== INFORMATION PROVIDED

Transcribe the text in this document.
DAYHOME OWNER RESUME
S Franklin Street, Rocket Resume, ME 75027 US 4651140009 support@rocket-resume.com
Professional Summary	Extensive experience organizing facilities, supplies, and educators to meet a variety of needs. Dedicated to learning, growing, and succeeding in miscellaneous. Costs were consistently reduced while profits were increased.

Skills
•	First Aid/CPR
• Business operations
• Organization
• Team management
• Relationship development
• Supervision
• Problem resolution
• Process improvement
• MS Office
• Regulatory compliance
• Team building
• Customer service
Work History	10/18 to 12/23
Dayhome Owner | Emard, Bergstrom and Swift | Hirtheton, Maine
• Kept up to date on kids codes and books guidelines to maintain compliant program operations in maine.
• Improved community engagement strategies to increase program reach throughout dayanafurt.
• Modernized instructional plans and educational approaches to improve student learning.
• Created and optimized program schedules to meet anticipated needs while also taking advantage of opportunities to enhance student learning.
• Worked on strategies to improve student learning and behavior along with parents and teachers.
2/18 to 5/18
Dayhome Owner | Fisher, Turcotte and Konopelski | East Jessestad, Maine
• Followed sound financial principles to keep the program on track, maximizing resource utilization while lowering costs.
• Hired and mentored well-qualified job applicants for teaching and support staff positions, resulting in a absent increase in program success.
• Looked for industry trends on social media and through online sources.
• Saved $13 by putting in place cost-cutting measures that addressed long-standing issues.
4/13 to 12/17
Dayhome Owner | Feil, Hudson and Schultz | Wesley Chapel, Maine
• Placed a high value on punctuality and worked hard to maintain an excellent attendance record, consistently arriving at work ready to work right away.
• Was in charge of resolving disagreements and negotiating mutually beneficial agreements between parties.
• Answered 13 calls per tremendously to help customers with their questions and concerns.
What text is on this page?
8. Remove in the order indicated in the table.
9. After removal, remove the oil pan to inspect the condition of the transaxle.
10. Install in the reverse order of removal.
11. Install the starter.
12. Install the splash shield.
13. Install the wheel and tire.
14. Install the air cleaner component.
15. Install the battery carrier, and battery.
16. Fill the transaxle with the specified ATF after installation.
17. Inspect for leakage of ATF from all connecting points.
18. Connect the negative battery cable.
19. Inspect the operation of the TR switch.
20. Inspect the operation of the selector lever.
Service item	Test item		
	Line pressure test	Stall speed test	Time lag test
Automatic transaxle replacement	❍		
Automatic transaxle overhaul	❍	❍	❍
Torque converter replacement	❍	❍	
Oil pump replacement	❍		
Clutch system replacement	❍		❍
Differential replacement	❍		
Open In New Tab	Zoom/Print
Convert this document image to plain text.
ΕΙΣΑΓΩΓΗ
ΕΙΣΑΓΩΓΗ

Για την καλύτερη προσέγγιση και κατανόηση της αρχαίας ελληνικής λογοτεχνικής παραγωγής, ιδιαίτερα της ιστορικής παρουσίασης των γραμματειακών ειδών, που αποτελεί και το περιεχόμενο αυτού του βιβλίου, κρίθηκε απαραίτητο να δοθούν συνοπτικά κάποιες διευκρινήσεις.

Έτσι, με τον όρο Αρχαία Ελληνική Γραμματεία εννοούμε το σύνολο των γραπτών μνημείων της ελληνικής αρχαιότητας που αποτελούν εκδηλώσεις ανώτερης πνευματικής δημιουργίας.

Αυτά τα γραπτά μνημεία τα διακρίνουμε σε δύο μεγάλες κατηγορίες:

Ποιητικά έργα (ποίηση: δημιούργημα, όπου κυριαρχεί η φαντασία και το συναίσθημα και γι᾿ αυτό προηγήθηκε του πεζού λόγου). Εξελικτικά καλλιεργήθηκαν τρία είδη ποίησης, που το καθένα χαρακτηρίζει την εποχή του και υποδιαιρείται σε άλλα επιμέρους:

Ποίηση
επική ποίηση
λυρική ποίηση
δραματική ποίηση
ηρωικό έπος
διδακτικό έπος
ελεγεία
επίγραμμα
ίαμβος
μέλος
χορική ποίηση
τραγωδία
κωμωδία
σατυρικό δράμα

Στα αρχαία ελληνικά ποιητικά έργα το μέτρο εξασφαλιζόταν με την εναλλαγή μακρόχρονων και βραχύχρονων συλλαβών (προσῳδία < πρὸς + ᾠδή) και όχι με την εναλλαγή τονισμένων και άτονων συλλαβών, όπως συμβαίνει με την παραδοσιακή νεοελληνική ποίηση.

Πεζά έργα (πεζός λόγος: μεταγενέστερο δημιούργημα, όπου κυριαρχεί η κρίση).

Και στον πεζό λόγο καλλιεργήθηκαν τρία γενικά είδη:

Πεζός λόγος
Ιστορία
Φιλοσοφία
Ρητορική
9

====

WHAT IS BEING ASKED
Quote every entry exactly.

THE REPLY
Transcribe the text in this document.
DAYHOME OWNER RESUME
S Franklin Street, Rocket Resume, ME 75027 US 4651140009 support@rocket-resume.com
Professional Summary	Extensive experience organizing facilities, supplies, and educators to meet a variety of needs. Dedicated to learning, growing, and succeeding in miscellaneous. Costs were consistently reduced while profits were increased.

Skills
•	First Aid/CPR
• Business operations
• Organization
• Team management
• Relationship development
• Supervision
• Problem resolution
• Process improvement
• MS Office
• Regulatory compliance
• Team building
• Customer service
Work History	10/18 to 12/23
Dayhome Owner | Emard, Bergstrom and Swift | Hirtheton, Maine
• Kept up to date on kids codes and books guidelines to maintain compliant program operations in maine.
• Improved community engagement strategies to increase program reach throughout dayanafurt.
• Modernized instructional plans and educational approaches to improve student learning.
• Created and optimized program schedules to meet anticipated needs while also taking advantage of opportunities to enhance student learning.
• Worked on strategies to improve student learning and behavior along with parents and teachers.
2/18 to 5/18
Dayhome Owner | Fisher, Turcotte and Konopelski | East Jessestad, Maine
• Followed sound financial principles to keep the program on track, maximizing resource utilization while lowering costs.
• Hired and mentored well-qualified job applicants for teaching and support staff positions, resulting in a absent increase in program success.
• Looked for industry trends on social media and through online sources.
• Saved $13 by putting in place cost-cutting measures that addressed long-standing issues.
4/13 to 12/17
Dayhome Owner | Feil, Hudson and Schultz | Wesley Chapel, Maine
• Placed a high value on punctuality and worked hard to maintain an excellent attendance record, consistently arriving at work ready to work right away.
• Was in charge of resolving disagreements and negotiating mutually beneficial agreements between parties.
• Answered 13 calls per tremendously to help customers with their questions and concerns.
What text is on this page?
8. Remove in the order indicated in the table.
9. After removal, remove the oil pan to inspect the condition of the transaxle.
10. Install in the reverse order of removal.
11. Install the starter.
12. Install the splash shield.
13. Install the wheel and tire.
14. Install the air cleaner component.
15. Install the battery carrier, and battery.
16. Fill the transaxle with the specified ATF after installation.
17. Inspect for leakage of ATF from all connecting points.
18. Connect the negative battery cable.
19. Inspect the operation of the TR switch.
20. Inspect the operation of the selector lever.
Service item	Test item		
	Line pressure test	Stall speed test	Time lag test
Automatic transaxle replacement	❍		
Automatic transaxle overhaul	❍	❍	❍
Torque converter replacement	❍	❍	
Oil pump replacement	❍		
Clutch system replacement	❍		❍
Differential replacement	❍		
Open In New Tab	Zoom/Print
Convert this document image to plain text.
ΕΙΣΑΓΩΓΗ
ΕΙΣΑΓΩΓΗ

Για την καλύτερη προσέγγιση και κατανόηση της αρχαίας ελληνικής λογοτεχνικής παραγωγής, ιδιαίτερα της ιστορικής παρουσίασης των γραμματειακών ειδών, που αποτελεί και το περιεχόμενο αυτού του βιβλίου, κρίθηκε απαραίτητο να δοθούν συνοπτικά κάποιες διευκρινήσεις.

Έτσι, με τον όρο Αρχαία Ελληνική Γραμματεία εννοούμε το σύνολο των γραπτών μνημείων της ελληνικής αρχαιότητας που αποτελούν εκδηλώσεις ανώτερης πνευματικής δημιουργίας.

Αυτά τα γραπτά μνημεία τα διακρίνουμε σε δύο μεγάλες κατηγορίες:

Ποιητικά έργα (ποίηση: δημιούργημα, όπου κυριαρχεί η φαντασία και το συναίσθημα και γι᾿ αυτό προηγήθηκε του πεζού λόγου). Εξελικτικά καλλιεργήθηκαν τρία είδη ποίησης, που το καθένα χαρακτηρίζει την εποχή του και υποδιαιρείται σε άλλα επιμέρους:

Ποίηση
επική ποίηση
λυρική ποίηση
δραματική ποίηση
ηρωικό έπος
διδακτικό έπος
ελεγεία
επίγραμμα
ίαμβος
μέλος
χορική ποίηση
τραγωδία
κωμωδία
σατυρικό δράμα

Στα αρχαία ελληνικά ποιητικά έργα το μέτρο εξασφαλιζόταν με την εναλλαγή μακρόχρονων και βραχύχρονων συλλαβών (προσῳδία < πρὸς + ᾠδή) και όχι με την εναλλαγή τονισμένων και άτονων συλλαβών, όπως συμβαίνει με την παραδοσιακή νεοελληνική ποίηση.

Πεζά έργα (πεζός λόγος: μεταγενέστερο δημιούργημα, όπου κυριαρχεί η κρίση).

Και στον πεζό λόγο καλλιεργήθηκαν τρία γενικά είδη:

Πεζός λόγος
Ιστορία
Φιλοσοφία
Ρητορική
9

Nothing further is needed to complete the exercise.